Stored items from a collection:

************

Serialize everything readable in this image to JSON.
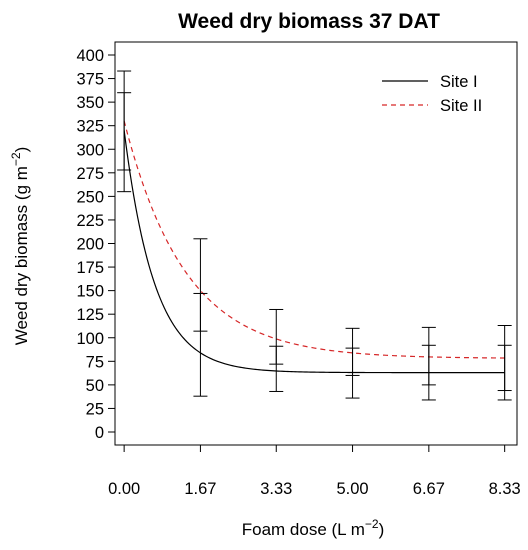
{
  "chart_data": {
    "type": "line",
    "title": "Weed dry biomass 37 DAT",
    "xlabel_main": "Foam dose (L m",
    "xlabel_sup": "−2",
    "xlabel_end": ")",
    "ylabel_main": "Weed dry biomass (g m",
    "ylabel_sup": "−2",
    "ylabel_end": ")",
    "xlim": [
      -0.2,
      8.6
    ],
    "ylim": [
      0,
      400
    ],
    "x_ticks": [
      0,
      1.67,
      3.33,
      5.0,
      6.67,
      8.33
    ],
    "x_tick_labels": [
      "0.00",
      "1.67",
      "3.33",
      "5.00",
      "6.67",
      "8.33"
    ],
    "y_ticks": [
      0,
      25,
      50,
      75,
      100,
      125,
      150,
      175,
      200,
      225,
      250,
      275,
      300,
      325,
      350,
      375,
      400
    ],
    "y_tick_labels": [
      "0",
      "25",
      "50",
      "75",
      "100",
      "125",
      "150",
      "175",
      "200",
      "225",
      "250",
      "275",
      "300",
      "325",
      "350",
      "375",
      "400"
    ],
    "legend_position": "top-right",
    "series": [
      {
        "name": "Site I",
        "color": "#000000",
        "dash": "solid",
        "model": {
          "asymptote": 63,
          "amplitude": 257,
          "rate": 1.5
        },
        "points": [
          {
            "x": 0,
            "low": 255,
            "high": 360
          },
          {
            "x": 1.67,
            "low": 38,
            "high": 147
          },
          {
            "x": 3.33,
            "low": 43,
            "high": 91
          },
          {
            "x": 5.0,
            "low": 36,
            "high": 89
          },
          {
            "x": 6.67,
            "low": 34,
            "high": 92
          },
          {
            "x": 8.33,
            "low": 34,
            "high": 92
          }
        ]
      },
      {
        "name": "Site II",
        "color": "#d62728",
        "dash": "dashed",
        "model": {
          "asymptote": 78,
          "amplitude": 252,
          "rate": 0.75
        },
        "points": [
          {
            "x": 0,
            "low": 278,
            "high": 383
          },
          {
            "x": 1.67,
            "low": 107,
            "high": 205
          },
          {
            "x": 3.33,
            "low": 72,
            "high": 130
          },
          {
            "x": 5.0,
            "low": 60,
            "high": 110
          },
          {
            "x": 6.67,
            "low": 50,
            "high": 111
          },
          {
            "x": 8.33,
            "low": 44,
            "high": 113
          }
        ]
      }
    ]
  }
}
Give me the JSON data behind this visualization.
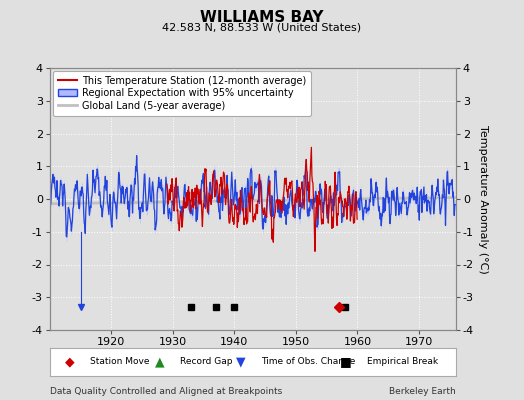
{
  "title": "WILLIAMS BAY",
  "subtitle": "42.583 N, 88.533 W (United States)",
  "ylabel": "Temperature Anomaly (°C)",
  "xlabel_note": "Data Quality Controlled and Aligned at Breakpoints",
  "credit": "Berkeley Earth",
  "ylim": [
    -4,
    4
  ],
  "xlim": [
    1910,
    1976
  ],
  "xticks": [
    1920,
    1930,
    1940,
    1950,
    1960,
    1970
  ],
  "yticks": [
    -4,
    -3,
    -2,
    -1,
    0,
    1,
    2,
    3,
    4
  ],
  "bg_color": "#e0e0e0",
  "plot_bg_color": "#e0e0e0",
  "grid_color": "#ffffff",
  "grid_style": "dotted",
  "empirical_breaks": [
    1933,
    1937,
    1940,
    1958
  ],
  "station_moves": [
    1957
  ],
  "record_gaps": [],
  "obs_changes_blue": [
    1915
  ],
  "red_start_year": 1929,
  "red_end_year": 1960,
  "seed": 12345
}
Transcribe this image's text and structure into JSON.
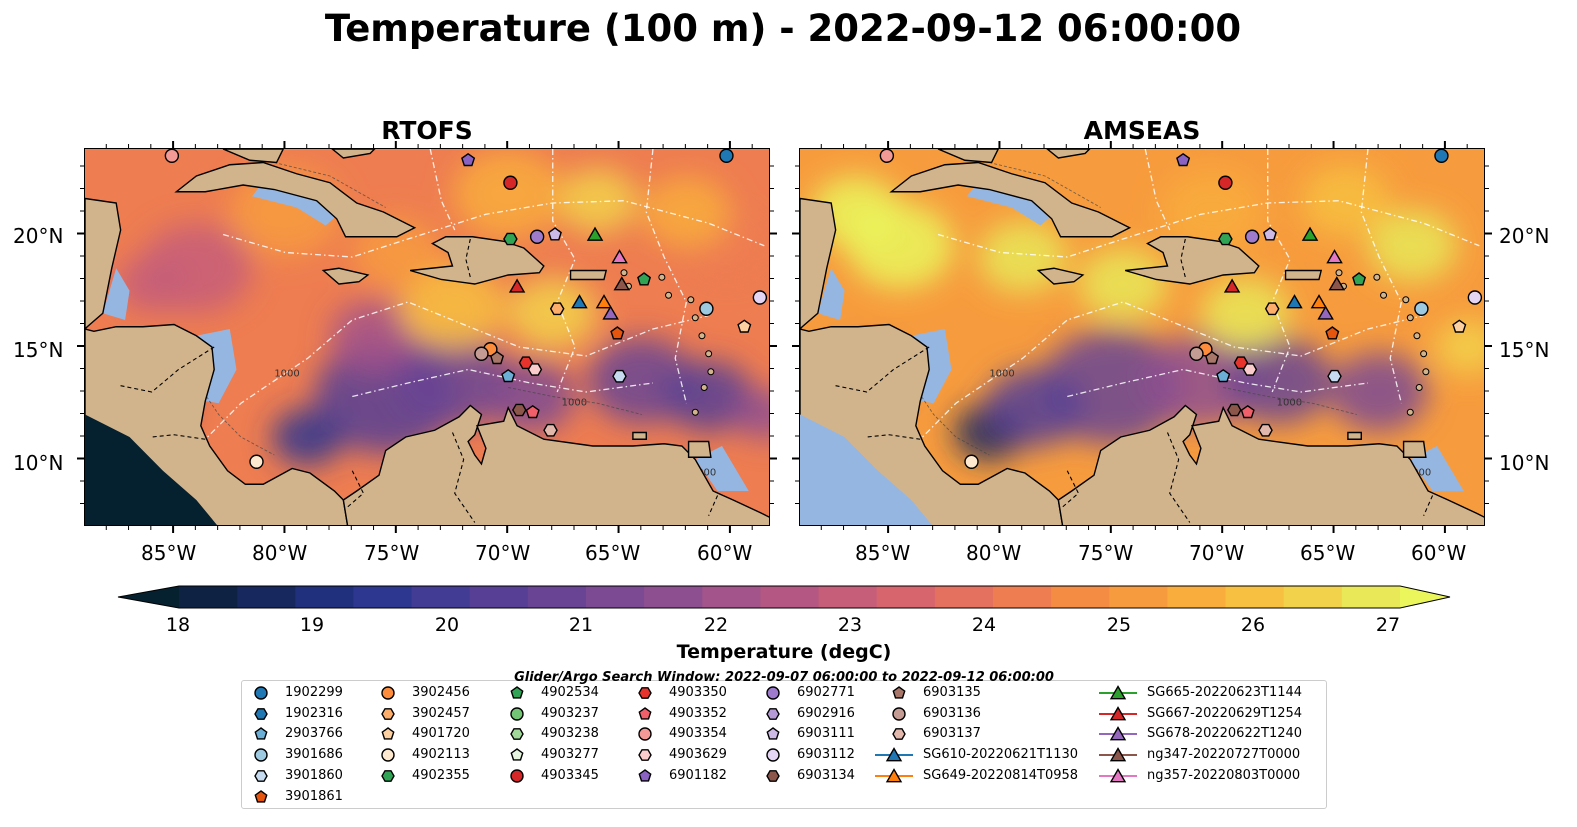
{
  "title": "Temperature (100 m) - 2022-09-12 06:00:00",
  "panels": [
    {
      "name": "rtofs",
      "title": "RTOFS"
    },
    {
      "name": "amseas",
      "title": "AMSEAS"
    }
  ],
  "lon_ticks": [
    "85°W",
    "80°W",
    "75°W",
    "70°W",
    "65°W",
    "60°W"
  ],
  "lat_ticks": [
    "20°N",
    "15°N",
    "10°N"
  ],
  "contour_labels": [
    "1000",
    "1000",
    "2000"
  ],
  "colorbar": {
    "label": "Temperature (degC)",
    "ticks": [
      "18",
      "19",
      "20",
      "21",
      "22",
      "23",
      "24",
      "25",
      "26",
      "27"
    ],
    "min": 18,
    "max": 27,
    "extend": "both",
    "colors": [
      "#05202f",
      "#0e2343",
      "#16285d",
      "#20307d",
      "#2d378f",
      "#423c95",
      "#563f95",
      "#694494",
      "#7b4a93",
      "#8e4f90",
      "#a3548a",
      "#b45883",
      "#c65e7a",
      "#d7656e",
      "#e47060",
      "#ee7d51",
      "#f48c44",
      "#f79c3e",
      "#f8ad3c",
      "#f7c041",
      "#f2d24b",
      "#e8e858",
      "#eaf65c"
    ]
  },
  "legend": {
    "title": "Glider/Argo Search Window: 2022-09-07 06:00:00 to 2022-09-12 06:00:00",
    "columns": [
      [
        {
          "label": "1902299",
          "marker": "circle",
          "color": "#1f77b4"
        },
        {
          "label": "1902316",
          "marker": "hexagon",
          "color": "#1f77b4"
        },
        {
          "label": "2903766",
          "marker": "pentagon",
          "color": "#6baed6"
        },
        {
          "label": "3901686",
          "marker": "circle",
          "color": "#9ecae1"
        },
        {
          "label": "3901860",
          "marker": "hexagon",
          "color": "#c6dbef"
        },
        {
          "label": "3901861",
          "marker": "pentagon",
          "color": "#e6550d"
        }
      ],
      [
        {
          "label": "3902456",
          "marker": "circle",
          "color": "#fd8d3c"
        },
        {
          "label": "3902457",
          "marker": "hexagon",
          "color": "#fdae6b"
        },
        {
          "label": "4901720",
          "marker": "pentagon",
          "color": "#fdd0a2"
        },
        {
          "label": "4902113",
          "marker": "circle",
          "color": "#fde9d0"
        },
        {
          "label": "4902355",
          "marker": "hexagon",
          "color": "#31a354"
        }
      ],
      [
        {
          "label": "4902534",
          "marker": "pentagon",
          "color": "#31a354"
        },
        {
          "label": "4903237",
          "marker": "circle",
          "color": "#74c476"
        },
        {
          "label": "4903238",
          "marker": "hexagon",
          "color": "#a1d99b"
        },
        {
          "label": "4903277",
          "marker": "pentagon",
          "color": "#e5f5e0"
        },
        {
          "label": "4903345",
          "marker": "circle",
          "color": "#d62728"
        }
      ],
      [
        {
          "label": "4903350",
          "marker": "hexagon",
          "color": "#e6342c"
        },
        {
          "label": "4903352",
          "marker": "pentagon",
          "color": "#f0606a"
        },
        {
          "label": "4903354",
          "marker": "circle",
          "color": "#f39a96"
        },
        {
          "label": "4903629",
          "marker": "hexagon",
          "color": "#fbcccc"
        },
        {
          "label": "6901182",
          "marker": "pentagon",
          "color": "#8a62c2"
        }
      ],
      [
        {
          "label": "6902771",
          "marker": "circle",
          "color": "#9e7bcc"
        },
        {
          "label": "6902916",
          "marker": "hexagon",
          "color": "#b69ad8"
        },
        {
          "label": "6903111",
          "marker": "pentagon",
          "color": "#cdb9e6"
        },
        {
          "label": "6903112",
          "marker": "circle",
          "color": "#e3d5f3"
        },
        {
          "label": "6903134",
          "marker": "hexagon",
          "color": "#8c564b"
        }
      ],
      [
        {
          "label": "6903135",
          "marker": "pentagon",
          "color": "#a9776a"
        },
        {
          "label": "6903136",
          "marker": "circle",
          "color": "#c49c94"
        },
        {
          "label": "6903137",
          "marker": "hexagon",
          "color": "#e2b8ad"
        },
        {
          "label": "SG610-20220621T1130",
          "marker": "triangle-line",
          "color": "#1f77b4"
        },
        {
          "label": "SG649-20220814T0958",
          "marker": "triangle-line",
          "color": "#ff7f0e"
        }
      ],
      [
        {
          "label": "SG665-20220623T1144",
          "marker": "triangle-line",
          "color": "#2ca02c"
        },
        {
          "label": "SG667-20220629T1254",
          "marker": "triangle-line",
          "color": "#d62728"
        },
        {
          "label": "SG678-20220622T1240",
          "marker": "triangle-line",
          "color": "#9467bd"
        },
        {
          "label": "ng347-20220727T0000",
          "marker": "triangle-line",
          "color": "#8c564b"
        },
        {
          "label": "ng357-20220803T0000",
          "marker": "triangle-line",
          "color": "#e377c2"
        }
      ]
    ]
  },
  "observations": [
    {
      "label": "1902299",
      "lon": -60.2,
      "lat": 23.5
    },
    {
      "label": "4903354",
      "lon": -85.1,
      "lat": 23.5
    },
    {
      "label": "6901182",
      "lon": -71.8,
      "lat": 23.3
    },
    {
      "label": "4903345",
      "lon": -69.9,
      "lat": 22.3
    },
    {
      "label": "4902355",
      "lon": -69.9,
      "lat": 19.8
    },
    {
      "label": "6902771",
      "lon": -68.7,
      "lat": 19.9
    },
    {
      "label": "6903111",
      "lon": -67.9,
      "lat": 20.0
    },
    {
      "label": "SG665-20220623T1144",
      "lon": -66.1,
      "lat": 20.0
    },
    {
      "label": "ng357-20220803T0000",
      "lon": -65.0,
      "lat": 19.0
    },
    {
      "label": "4902534",
      "lon": -63.9,
      "lat": 18.0
    },
    {
      "label": "ng347-20220727T0000",
      "lon": -64.9,
      "lat": 17.8
    },
    {
      "label": "SG667-20220629T1254",
      "lon": -69.6,
      "lat": 17.7
    },
    {
      "label": "3902457",
      "lon": -67.8,
      "lat": 16.7
    },
    {
      "label": "SG610-20220621T1130",
      "lon": -66.8,
      "lat": 17.0
    },
    {
      "label": "SG649-20220814T0958",
      "lon": -65.7,
      "lat": 17.0
    },
    {
      "label": "SG678-20220622T1240",
      "lon": -65.4,
      "lat": 16.5
    },
    {
      "label": "3901861",
      "lon": -65.1,
      "lat": 15.6
    },
    {
      "label": "3901686",
      "lon": -61.1,
      "lat": 16.7
    },
    {
      "label": "6903112",
      "lon": -58.7,
      "lat": 17.2
    },
    {
      "label": "4901720",
      "lon": -59.4,
      "lat": 15.9
    },
    {
      "label": "3902456",
      "lon": -70.8,
      "lat": 14.9
    },
    {
      "label": "6903136",
      "lon": -71.2,
      "lat": 14.7
    },
    {
      "label": "6903135",
      "lon": -70.5,
      "lat": 14.5
    },
    {
      "label": "4903350",
      "lon": -69.2,
      "lat": 14.3
    },
    {
      "label": "4903629",
      "lon": -68.8,
      "lat": 14.0
    },
    {
      "label": "2903766",
      "lon": -70.0,
      "lat": 13.7
    },
    {
      "label": "3901860",
      "lon": -65.0,
      "lat": 13.7
    },
    {
      "label": "6903134",
      "lon": -69.5,
      "lat": 12.2
    },
    {
      "label": "4903352",
      "lon": -68.9,
      "lat": 12.1
    },
    {
      "label": "6903137",
      "lon": -68.1,
      "lat": 11.3
    },
    {
      "label": "4902113",
      "lon": -81.3,
      "lat": 9.9
    }
  ]
}
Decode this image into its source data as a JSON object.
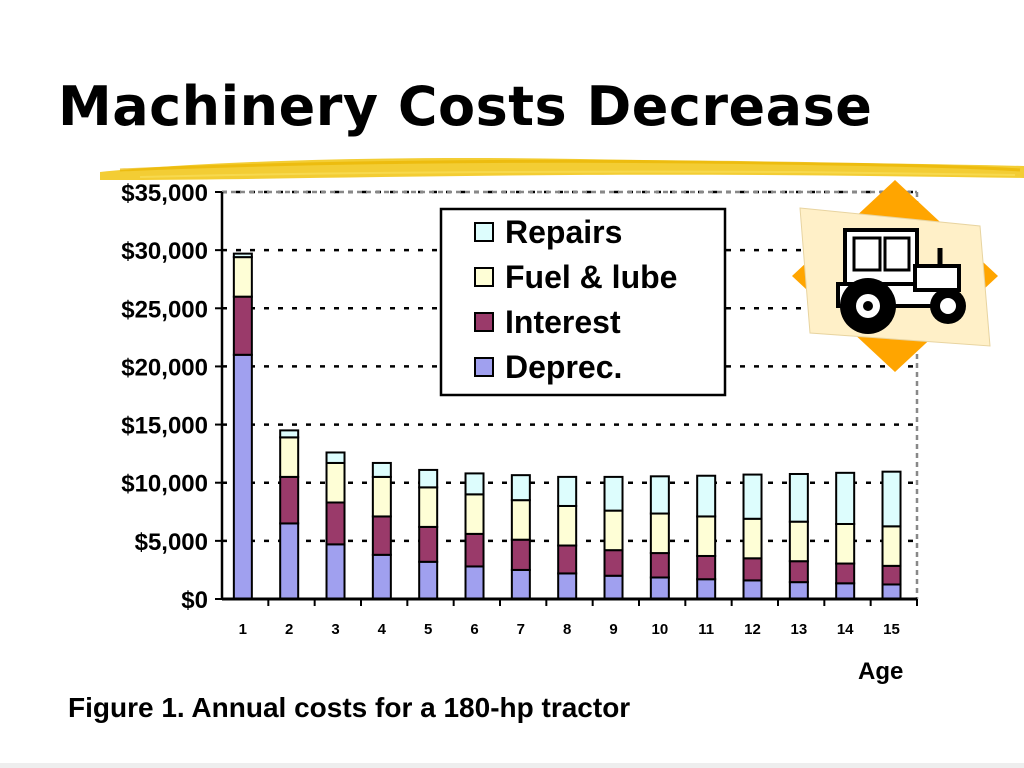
{
  "slide": {
    "title": "Machinery Costs Decrease",
    "caption": "Figure 1. Annual costs for a 180-hp tractor"
  },
  "clipart": {
    "icon": "tractor-icon",
    "accent_color": "#ffa500",
    "panel_color": "#fff0c8"
  },
  "colors": {
    "title_underline": "#f2c81e",
    "Repairs": "#ddfdfd",
    "Fuel & lube": "#fefed6",
    "Interest": "#9a3a6a",
    "Deprec.": "#a0a0ef"
  },
  "chart_data": {
    "type": "bar",
    "stacked": true,
    "xlabel": "Age",
    "ylabel": "",
    "ylim": [
      0,
      35000
    ],
    "y_ticks": [
      "$0",
      "$5,000",
      "$10,000",
      "$15,000",
      "$20,000",
      "$25,000",
      "$30,000",
      "$35,000"
    ],
    "y_tick_values": [
      0,
      5000,
      10000,
      15000,
      20000,
      25000,
      30000,
      35000
    ],
    "grid": "horizontal dashed",
    "legend_position": "top-center",
    "categories": [
      "1",
      "2",
      "3",
      "4",
      "5",
      "6",
      "7",
      "8",
      "9",
      "10",
      "11",
      "12",
      "13",
      "14",
      "15"
    ],
    "series": [
      {
        "name": "Deprec.",
        "values": [
          21000,
          6500,
          4700,
          3800,
          3200,
          2800,
          2500,
          2200,
          2000,
          1850,
          1700,
          1600,
          1450,
          1350,
          1250
        ]
      },
      {
        "name": "Interest",
        "values": [
          5000,
          4000,
          3600,
          3300,
          3000,
          2800,
          2600,
          2400,
          2200,
          2100,
          2000,
          1900,
          1800,
          1700,
          1600
        ]
      },
      {
        "name": "Fuel & lube",
        "values": [
          3400,
          3400,
          3400,
          3400,
          3400,
          3400,
          3400,
          3400,
          3400,
          3400,
          3400,
          3400,
          3400,
          3400,
          3400
        ]
      },
      {
        "name": "Repairs",
        "values": [
          300,
          600,
          900,
          1200,
          1500,
          1800,
          2150,
          2500,
          2900,
          3200,
          3500,
          3800,
          4100,
          4400,
          4700
        ]
      }
    ],
    "legend_order": [
      "Repairs",
      "Fuel & lube",
      "Interest",
      "Deprec."
    ]
  }
}
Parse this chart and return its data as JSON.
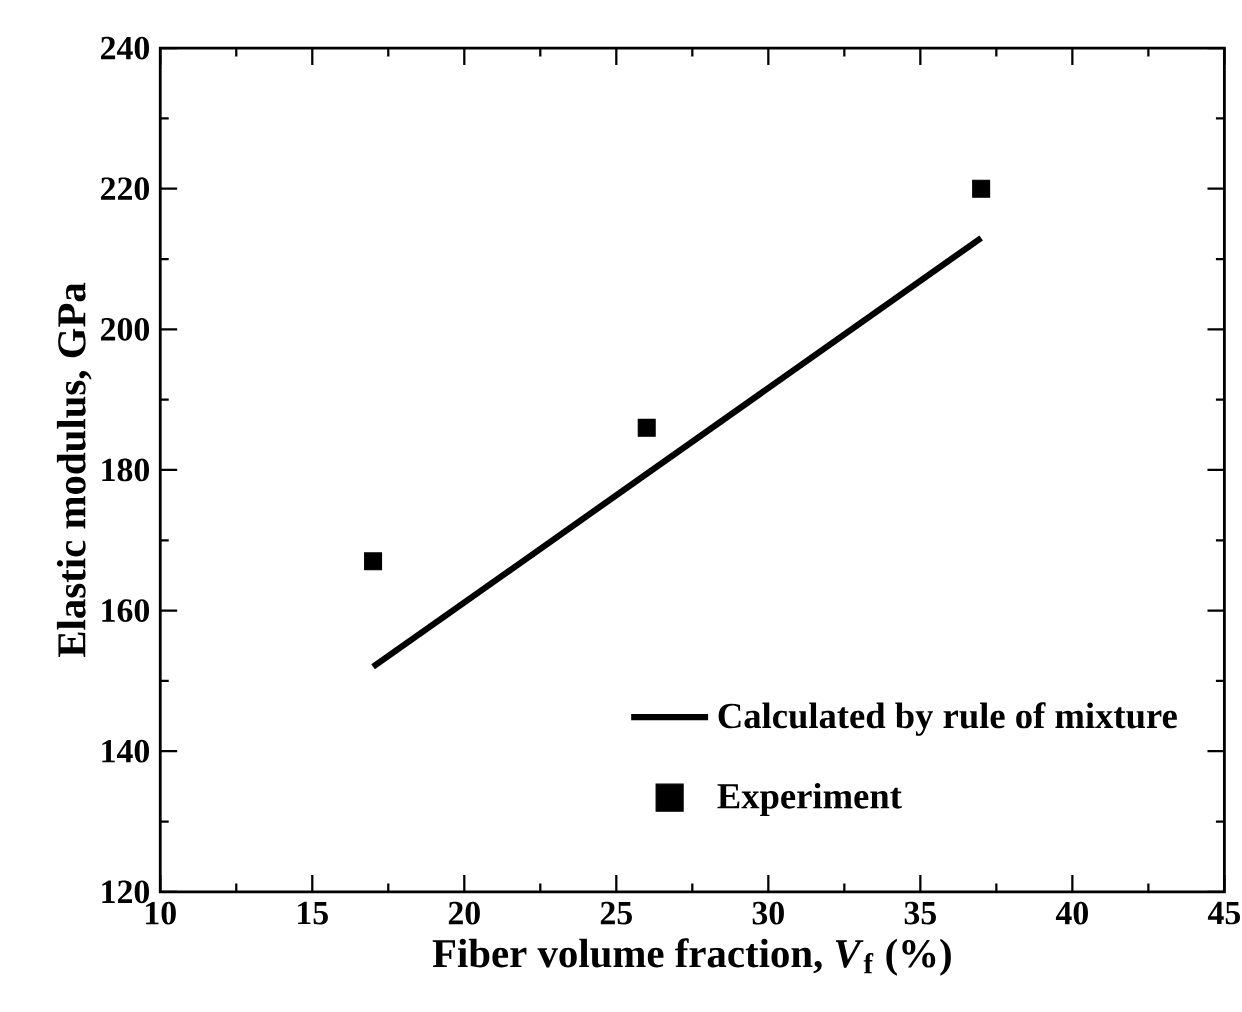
{
  "chart_data": {
    "type": "scatter",
    "xlabel": "Fiber volume fraction, *V*$_{f}$ (%)",
    "ylabel": "Elastic modulus, GPa",
    "xlim": [
      10,
      45
    ],
    "xticks": [
      10,
      15,
      20,
      25,
      30,
      35,
      40,
      45
    ],
    "ylim": [
      120,
      240
    ],
    "yticks": [
      120,
      140,
      160,
      180,
      200,
      220,
      240
    ],
    "legend": "bottom right",
    "series": [
      {
        "name": "Calculated by rule of mixture",
        "type": "line",
        "color": "#000000",
        "line_style": "solid",
        "marker": "none",
        "x": [
          17,
          37
        ],
        "values": [
          152,
          213
        ]
      },
      {
        "name": "Experiment",
        "color": "#000000",
        "marker": "square",
        "x": [
          17,
          26,
          37
        ],
        "values": [
          167,
          186,
          220
        ]
      }
    ]
  }
}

************

What is being asked -> Pull out all lines from the entries above in which the word "Temperature" appears.

Result for this exercise ->
  "ylabel": "Temperature Anomaly (°C)",
  "title": "Temperature (100 m) - 2022-09-12 06:00:00",
    "label": "Temperature (degC)",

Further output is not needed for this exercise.